--- Records shown ---
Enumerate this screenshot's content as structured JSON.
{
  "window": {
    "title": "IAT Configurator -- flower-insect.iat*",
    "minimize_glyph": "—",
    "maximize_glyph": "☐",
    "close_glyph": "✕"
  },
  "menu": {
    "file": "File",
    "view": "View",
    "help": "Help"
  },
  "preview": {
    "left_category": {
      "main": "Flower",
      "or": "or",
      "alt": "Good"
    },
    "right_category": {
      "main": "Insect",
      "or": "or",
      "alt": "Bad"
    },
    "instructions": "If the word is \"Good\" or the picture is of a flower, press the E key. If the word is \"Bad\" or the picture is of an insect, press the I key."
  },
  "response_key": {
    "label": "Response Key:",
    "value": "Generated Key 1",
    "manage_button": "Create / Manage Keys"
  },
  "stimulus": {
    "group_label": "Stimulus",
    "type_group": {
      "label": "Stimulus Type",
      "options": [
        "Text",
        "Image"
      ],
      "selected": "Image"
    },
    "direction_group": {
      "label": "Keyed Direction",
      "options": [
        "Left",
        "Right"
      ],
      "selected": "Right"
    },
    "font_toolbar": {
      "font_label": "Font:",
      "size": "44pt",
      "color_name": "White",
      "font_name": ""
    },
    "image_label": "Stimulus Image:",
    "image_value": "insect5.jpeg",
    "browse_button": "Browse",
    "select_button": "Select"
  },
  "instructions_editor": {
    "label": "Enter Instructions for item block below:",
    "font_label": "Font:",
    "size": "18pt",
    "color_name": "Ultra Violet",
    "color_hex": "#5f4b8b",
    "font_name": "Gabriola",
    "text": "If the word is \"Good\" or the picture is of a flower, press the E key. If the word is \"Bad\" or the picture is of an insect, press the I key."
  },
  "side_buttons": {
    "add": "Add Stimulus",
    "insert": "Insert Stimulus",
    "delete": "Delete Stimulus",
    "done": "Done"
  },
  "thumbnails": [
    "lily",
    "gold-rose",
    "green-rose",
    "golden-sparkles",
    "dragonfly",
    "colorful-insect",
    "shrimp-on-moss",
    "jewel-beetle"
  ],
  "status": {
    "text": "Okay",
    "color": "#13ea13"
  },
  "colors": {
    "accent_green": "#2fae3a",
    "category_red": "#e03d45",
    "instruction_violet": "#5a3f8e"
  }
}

--- Exercise requirements ---
Report back each line of the entries that holds the string "word".

--- Response to this task ---
    "instructions": "If the word is \"Good\" or the picture is of a flower, press the E key. If the word is \"Bad\" or the picture is of an insect, press the I key."
    "text": "If the word is \"Good\" or the picture is of a flower, press the E key. If the word is \"Bad\" or the picture is of an insect, press the I key."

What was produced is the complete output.